_Work required_.
Show, in full, each line of the data that contains "квартиры".

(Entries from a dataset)
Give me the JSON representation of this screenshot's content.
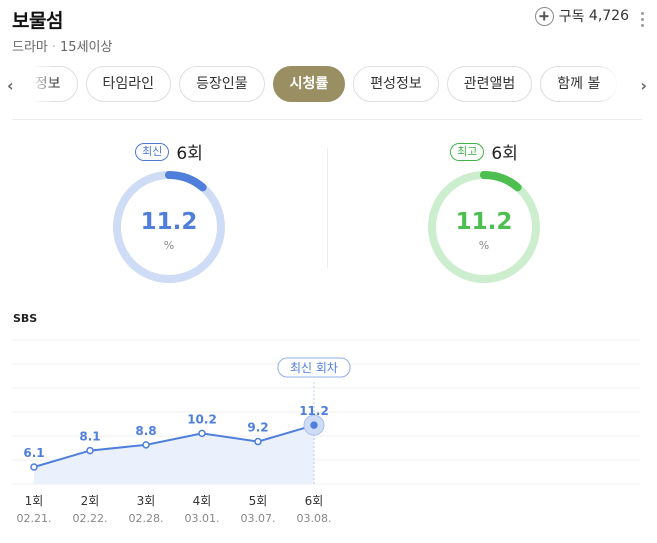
{
  "header": {
    "title": "보물섬",
    "genre": "드라마",
    "rating": "15세이상",
    "subscribe_label": "구독",
    "subscribe_count": "4,726"
  },
  "tabs": [
    {
      "label": "회차정보"
    },
    {
      "label": "타임라인"
    },
    {
      "label": "등장인물"
    },
    {
      "label": "시청률",
      "active": true
    },
    {
      "label": "편성정보"
    },
    {
      "label": "관련앨범"
    },
    {
      "label": "함께 볼"
    }
  ],
  "stats": {
    "latest": {
      "badge": "최신",
      "episode": "6회",
      "value": "11.2",
      "unit": "%",
      "fraction": 0.112,
      "color": "#4f7fdb",
      "track": "#cfdcf6"
    },
    "highest": {
      "badge": "최고",
      "episode": "6회",
      "value": "11.2",
      "unit": "%",
      "fraction": 0.112,
      "color": "#4cbf50",
      "track": "#cdeece"
    }
  },
  "chart_data": {
    "type": "line",
    "title": "SBS",
    "categories": [
      "1회",
      "2회",
      "3회",
      "4회",
      "5회",
      "6회"
    ],
    "dates": [
      "02.21.",
      "02.22.",
      "02.28.",
      "03.01.",
      "03.07.",
      "03.08."
    ],
    "values": [
      6.1,
      8.1,
      8.8,
      10.2,
      9.2,
      11.2
    ],
    "value_labels": [
      "6.1",
      "8.1",
      "8.8",
      "10.2",
      "9.2",
      "11.2"
    ],
    "annotation": "최신 회차",
    "line_color": "#4f7fdb",
    "fill_color": "#eaf1fd",
    "grid": true
  }
}
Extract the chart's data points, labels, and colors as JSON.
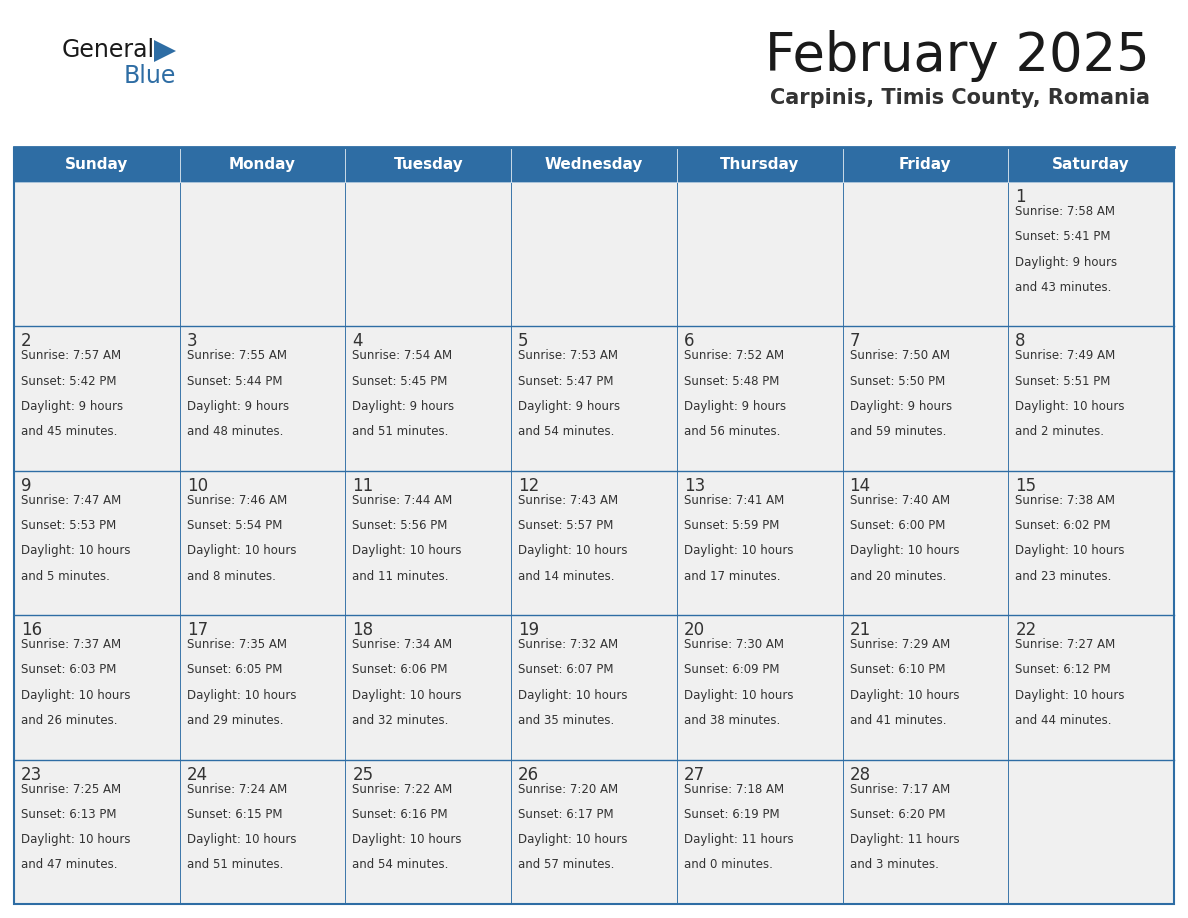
{
  "title": "February 2025",
  "subtitle": "Carpinis, Timis County, Romania",
  "days_of_week": [
    "Sunday",
    "Monday",
    "Tuesday",
    "Wednesday",
    "Thursday",
    "Friday",
    "Saturday"
  ],
  "header_bg": "#2E6DA4",
  "header_text": "#FFFFFF",
  "cell_bg": "#F0F0F0",
  "border_color": "#2E6DA4",
  "title_color": "#1a1a1a",
  "subtitle_color": "#333333",
  "day_num_color": "#333333",
  "cell_text_color": "#333333",
  "calendar_data": [
    [
      null,
      null,
      null,
      null,
      null,
      null,
      1
    ],
    [
      2,
      3,
      4,
      5,
      6,
      7,
      8
    ],
    [
      9,
      10,
      11,
      12,
      13,
      14,
      15
    ],
    [
      16,
      17,
      18,
      19,
      20,
      21,
      22
    ],
    [
      23,
      24,
      25,
      26,
      27,
      28,
      null
    ]
  ],
  "sunrise_data": {
    "1": "7:58 AM",
    "2": "7:57 AM",
    "3": "7:55 AM",
    "4": "7:54 AM",
    "5": "7:53 AM",
    "6": "7:52 AM",
    "7": "7:50 AM",
    "8": "7:49 AM",
    "9": "7:47 AM",
    "10": "7:46 AM",
    "11": "7:44 AM",
    "12": "7:43 AM",
    "13": "7:41 AM",
    "14": "7:40 AM",
    "15": "7:38 AM",
    "16": "7:37 AM",
    "17": "7:35 AM",
    "18": "7:34 AM",
    "19": "7:32 AM",
    "20": "7:30 AM",
    "21": "7:29 AM",
    "22": "7:27 AM",
    "23": "7:25 AM",
    "24": "7:24 AM",
    "25": "7:22 AM",
    "26": "7:20 AM",
    "27": "7:18 AM",
    "28": "7:17 AM"
  },
  "sunset_data": {
    "1": "5:41 PM",
    "2": "5:42 PM",
    "3": "5:44 PM",
    "4": "5:45 PM",
    "5": "5:47 PM",
    "6": "5:48 PM",
    "7": "5:50 PM",
    "8": "5:51 PM",
    "9": "5:53 PM",
    "10": "5:54 PM",
    "11": "5:56 PM",
    "12": "5:57 PM",
    "13": "5:59 PM",
    "14": "6:00 PM",
    "15": "6:02 PM",
    "16": "6:03 PM",
    "17": "6:05 PM",
    "18": "6:06 PM",
    "19": "6:07 PM",
    "20": "6:09 PM",
    "21": "6:10 PM",
    "22": "6:12 PM",
    "23": "6:13 PM",
    "24": "6:15 PM",
    "25": "6:16 PM",
    "26": "6:17 PM",
    "27": "6:19 PM",
    "28": "6:20 PM"
  },
  "daylight_data": {
    "1": [
      "9 hours",
      "and 43 minutes."
    ],
    "2": [
      "9 hours",
      "and 45 minutes."
    ],
    "3": [
      "9 hours",
      "and 48 minutes."
    ],
    "4": [
      "9 hours",
      "and 51 minutes."
    ],
    "5": [
      "9 hours",
      "and 54 minutes."
    ],
    "6": [
      "9 hours",
      "and 56 minutes."
    ],
    "7": [
      "9 hours",
      "and 59 minutes."
    ],
    "8": [
      "10 hours",
      "and 2 minutes."
    ],
    "9": [
      "10 hours",
      "and 5 minutes."
    ],
    "10": [
      "10 hours",
      "and 8 minutes."
    ],
    "11": [
      "10 hours",
      "and 11 minutes."
    ],
    "12": [
      "10 hours",
      "and 14 minutes."
    ],
    "13": [
      "10 hours",
      "and 17 minutes."
    ],
    "14": [
      "10 hours",
      "and 20 minutes."
    ],
    "15": [
      "10 hours",
      "and 23 minutes."
    ],
    "16": [
      "10 hours",
      "and 26 minutes."
    ],
    "17": [
      "10 hours",
      "and 29 minutes."
    ],
    "18": [
      "10 hours",
      "and 32 minutes."
    ],
    "19": [
      "10 hours",
      "and 35 minutes."
    ],
    "20": [
      "10 hours",
      "and 38 minutes."
    ],
    "21": [
      "10 hours",
      "and 41 minutes."
    ],
    "22": [
      "10 hours",
      "and 44 minutes."
    ],
    "23": [
      "10 hours",
      "and 47 minutes."
    ],
    "24": [
      "10 hours",
      "and 51 minutes."
    ],
    "25": [
      "10 hours",
      "and 54 minutes."
    ],
    "26": [
      "10 hours",
      "and 57 minutes."
    ],
    "27": [
      "11 hours",
      "and 0 minutes."
    ],
    "28": [
      "11 hours",
      "and 3 minutes."
    ]
  },
  "logo_general_color": "#1a1a1a",
  "logo_blue_color": "#2E6DA4",
  "logo_triangle_color": "#2E6DA4",
  "bg_color": "#FFFFFF"
}
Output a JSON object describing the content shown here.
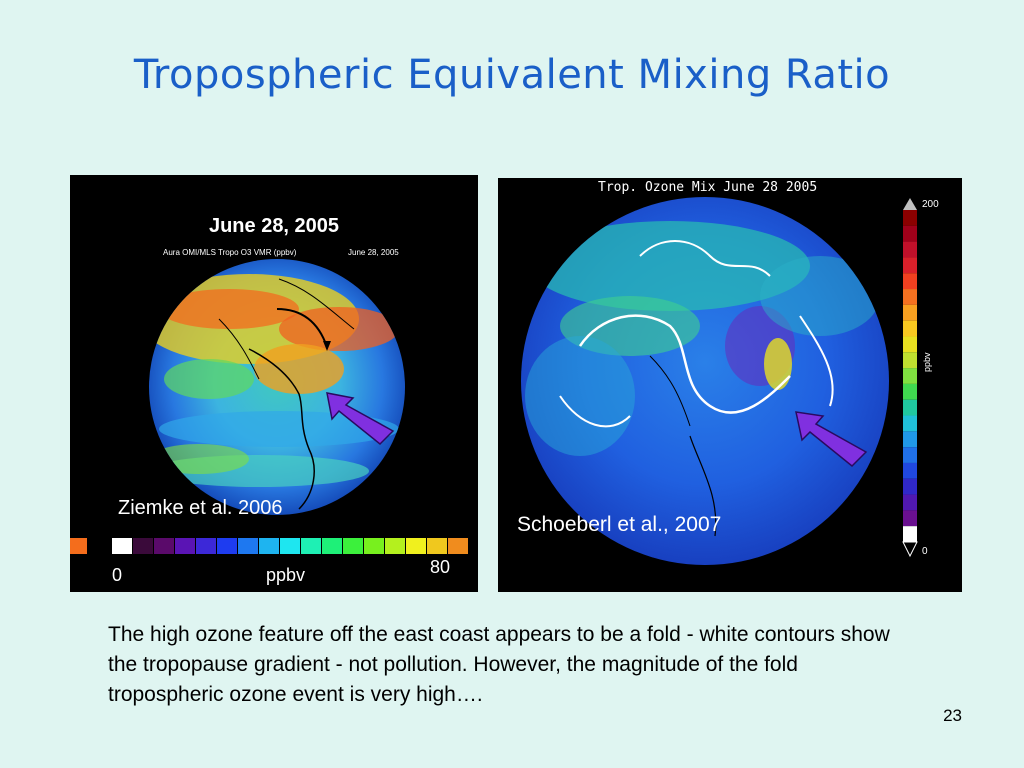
{
  "slide": {
    "title": "Tropospheric Equivalent Mixing Ratio",
    "caption": "The high ozone feature off the east coast appears to be a fold - white contours show the tropopause gradient - not pollution.  However, the magnitude of the fold tropospheric ozone event is very high….",
    "slide_number": "23"
  },
  "left_panel": {
    "heading": "June 28, 2005",
    "subheading": "Aura OMI/MLS Tropo O3 VMR (ppbv)",
    "subheading_date": "June 28, 2005",
    "credit": "Ziemke et al. 2006",
    "colorbar": {
      "min_label": "0",
      "unit_label": "ppbv",
      "max_label": "80",
      "colors": [
        "#ffffff",
        "#3a0a3a",
        "#5a0a6a",
        "#5a14b4",
        "#3c28d8",
        "#1e3cf0",
        "#1e78f0",
        "#1eb4f0",
        "#1ee6f0",
        "#1ef0b4",
        "#1ef078",
        "#3cf03c",
        "#78f01e",
        "#b4f01e",
        "#f0f01e",
        "#f0c81e",
        "#f08c1e"
      ]
    }
  },
  "right_panel": {
    "heading": "Trop. Ozone Mix June 28  2005",
    "credit": "Schoeberl et al., 2007",
    "colorbar": {
      "max_label": "200",
      "min_label": "0",
      "unit_label": "ppbv",
      "colors": [
        "#8b0000",
        "#a0001a",
        "#c0102a",
        "#d8202a",
        "#f04020",
        "#f47020",
        "#f8a020",
        "#f8c820",
        "#e8e020",
        "#c0e030",
        "#80e040",
        "#40d850",
        "#20c8a0",
        "#20c0d8",
        "#2098e8",
        "#2070e8",
        "#2048e0",
        "#3028c8",
        "#5018b0",
        "#6a1090",
        "#ffffff"
      ]
    }
  }
}
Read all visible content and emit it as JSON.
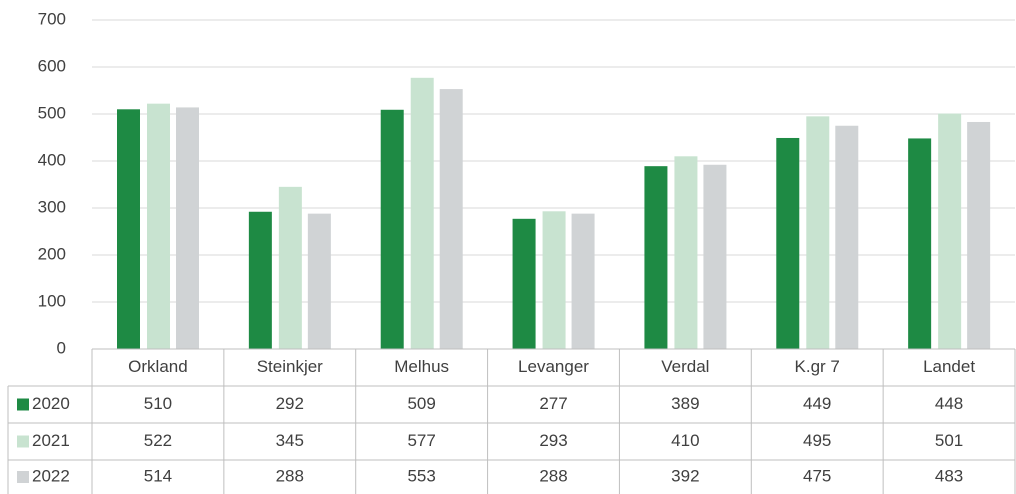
{
  "chart_data": {
    "type": "bar",
    "categories": [
      "Orkland",
      "Steinkjer",
      "Melhus",
      "Levanger",
      "Verdal",
      "K.gr 7",
      "Landet"
    ],
    "series": [
      {
        "name": "2020",
        "color": "#1e8a44",
        "values": [
          510,
          292,
          509,
          277,
          389,
          449,
          448
        ]
      },
      {
        "name": "2021",
        "color": "#c8e3d0",
        "values": [
          522,
          345,
          577,
          293,
          410,
          495,
          501
        ]
      },
      {
        "name": "2022",
        "color": "#d0d3d5",
        "values": [
          514,
          288,
          553,
          288,
          392,
          475,
          483
        ]
      }
    ],
    "ylim": [
      0,
      700
    ],
    "yticks": [
      0,
      100,
      200,
      300,
      400,
      500,
      600,
      700
    ],
    "grid": true
  }
}
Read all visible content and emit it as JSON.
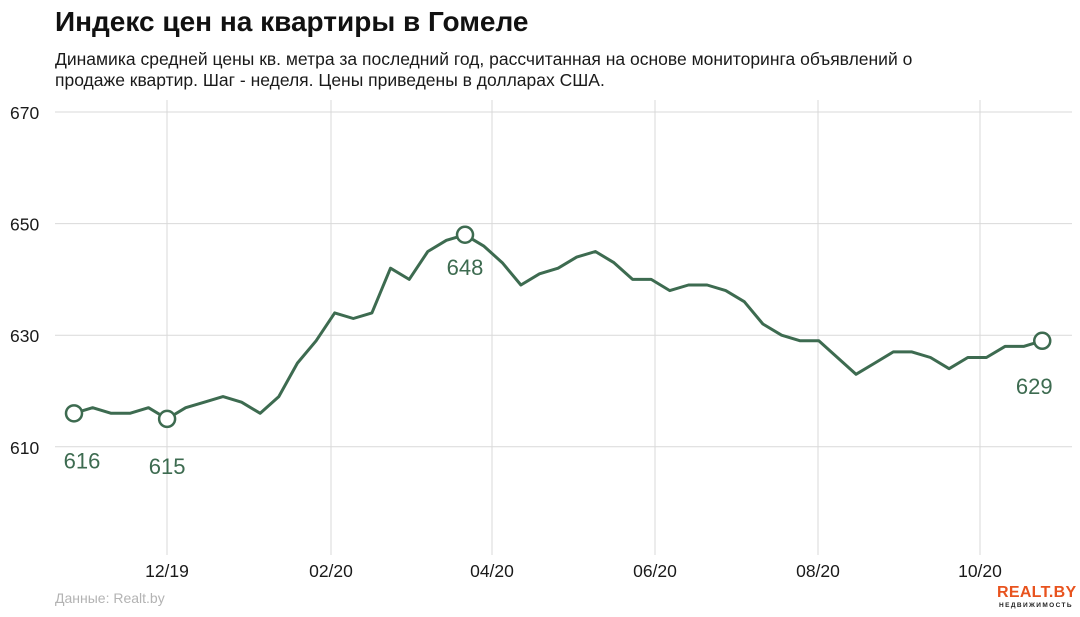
{
  "title": "Индекс цен на квартиры в Гомеле",
  "subtitle": "Динамика средней цены кв. метра за последний год, рассчитанная на основе мониторинга объявлений о продаже квартир. Шаг - неделя. Цены приведены в долларах США.",
  "source": "Данные: Realt.by",
  "logo": {
    "main": "REALT.BY",
    "sub": "НЕДВИЖИМОСТЬ"
  },
  "colors": {
    "line": "#3d6b50",
    "grid": "#d9d9d9",
    "text": "#1a1a1a",
    "logo": "#e8531e"
  },
  "chart_data": {
    "type": "line",
    "title": "Индекс цен на квартиры в Гомеле",
    "xlabel": "",
    "ylabel": "",
    "ylim": [
      590,
      670
    ],
    "yticks": [
      610,
      630,
      650,
      670
    ],
    "xticks": [
      "12/19",
      "02/20",
      "04/20",
      "06/20",
      "08/20",
      "10/20"
    ],
    "grid": true,
    "series": [
      {
        "values": [
          616,
          617,
          616,
          616,
          617,
          615,
          617,
          618,
          619,
          618,
          616,
          619,
          625,
          629,
          634,
          633,
          634,
          642,
          640,
          645,
          647,
          648,
          646,
          643,
          639,
          641,
          642,
          644,
          645,
          643,
          640,
          640,
          638,
          639,
          639,
          638,
          636,
          632,
          630,
          629,
          629,
          626,
          623,
          625,
          627,
          627,
          626,
          624,
          626,
          626,
          628,
          628,
          629
        ]
      }
    ],
    "annotations": [
      {
        "index": 0,
        "label": "616"
      },
      {
        "index": 5,
        "label": "615"
      },
      {
        "index": 21,
        "label": "648"
      },
      {
        "index": 52,
        "label": "629"
      }
    ]
  }
}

_Solution to this problem_.
  "title": "Индекс цен на квартиры в Гомеле",
    "title": "Индекс цен на квартиры в Гомеле",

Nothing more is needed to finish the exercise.